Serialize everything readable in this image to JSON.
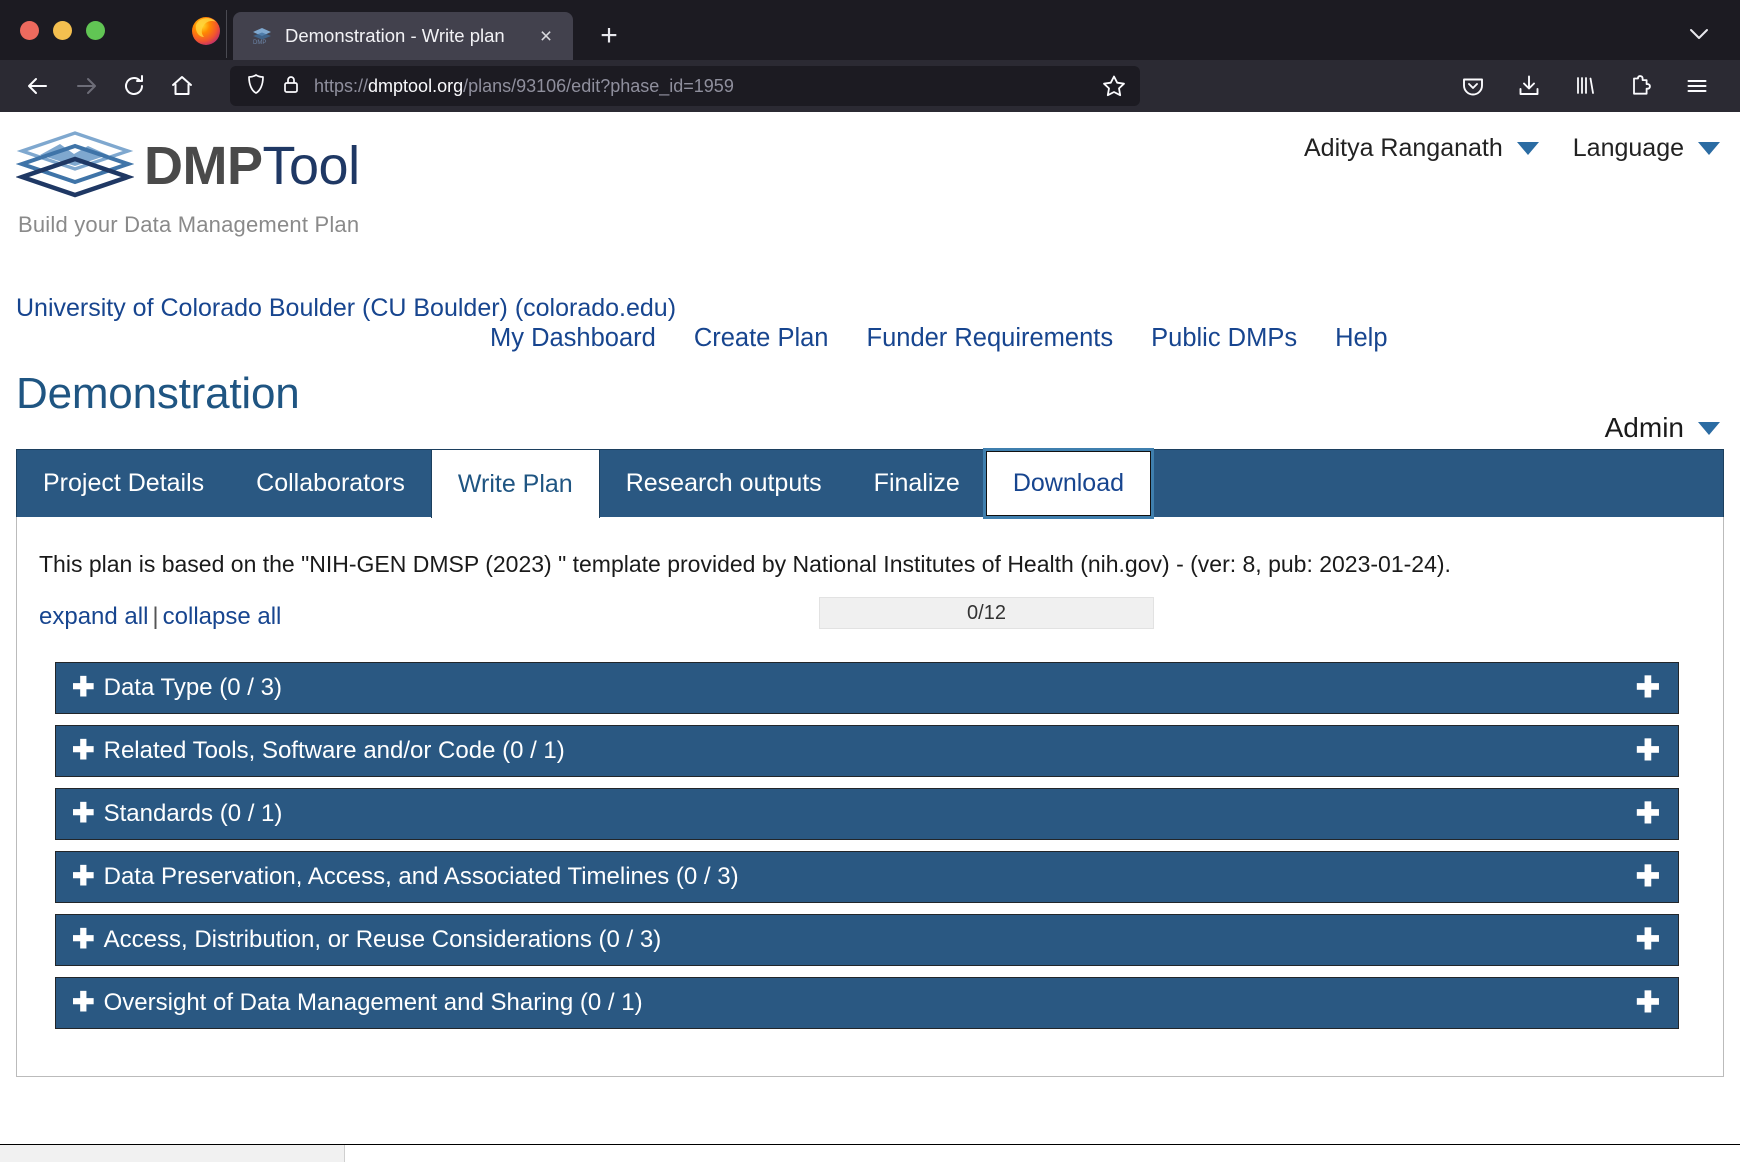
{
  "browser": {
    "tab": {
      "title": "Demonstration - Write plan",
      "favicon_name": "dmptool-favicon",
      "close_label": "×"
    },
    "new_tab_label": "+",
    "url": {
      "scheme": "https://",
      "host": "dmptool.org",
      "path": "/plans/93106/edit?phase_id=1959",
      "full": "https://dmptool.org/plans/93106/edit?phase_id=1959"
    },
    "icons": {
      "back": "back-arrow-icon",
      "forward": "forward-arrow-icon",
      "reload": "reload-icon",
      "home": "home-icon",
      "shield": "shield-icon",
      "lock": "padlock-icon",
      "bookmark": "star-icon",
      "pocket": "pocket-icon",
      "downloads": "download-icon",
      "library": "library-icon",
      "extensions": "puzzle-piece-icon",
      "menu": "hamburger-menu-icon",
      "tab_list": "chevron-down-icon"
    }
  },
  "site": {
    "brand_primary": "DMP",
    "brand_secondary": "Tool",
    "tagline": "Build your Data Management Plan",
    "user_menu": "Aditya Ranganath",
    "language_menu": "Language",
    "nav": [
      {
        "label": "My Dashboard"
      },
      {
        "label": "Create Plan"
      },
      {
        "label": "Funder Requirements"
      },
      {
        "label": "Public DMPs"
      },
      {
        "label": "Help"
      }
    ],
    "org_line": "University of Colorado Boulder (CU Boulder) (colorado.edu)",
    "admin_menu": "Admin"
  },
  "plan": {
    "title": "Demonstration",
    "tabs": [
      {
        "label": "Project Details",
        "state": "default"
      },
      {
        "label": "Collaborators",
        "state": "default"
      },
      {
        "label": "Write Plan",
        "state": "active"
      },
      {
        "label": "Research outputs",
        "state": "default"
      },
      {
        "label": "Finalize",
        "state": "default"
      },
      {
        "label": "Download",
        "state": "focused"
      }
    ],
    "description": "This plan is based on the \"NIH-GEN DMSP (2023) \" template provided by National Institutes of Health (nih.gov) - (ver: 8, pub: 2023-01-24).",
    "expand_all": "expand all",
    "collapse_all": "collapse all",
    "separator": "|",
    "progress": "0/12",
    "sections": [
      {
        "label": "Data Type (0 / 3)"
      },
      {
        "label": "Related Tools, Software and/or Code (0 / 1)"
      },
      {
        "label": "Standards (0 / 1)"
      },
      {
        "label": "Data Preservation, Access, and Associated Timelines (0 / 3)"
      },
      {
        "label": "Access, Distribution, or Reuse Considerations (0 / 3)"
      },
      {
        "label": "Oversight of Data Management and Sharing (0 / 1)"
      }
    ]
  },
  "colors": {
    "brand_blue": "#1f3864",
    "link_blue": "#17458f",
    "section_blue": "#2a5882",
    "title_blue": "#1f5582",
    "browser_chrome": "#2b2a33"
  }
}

#### Exercise
Find every line that has "arrow" in it, then return those lines.

#### Written reply
      "back": "back-arrow-icon",
      "forward": "forward-arrow-icon",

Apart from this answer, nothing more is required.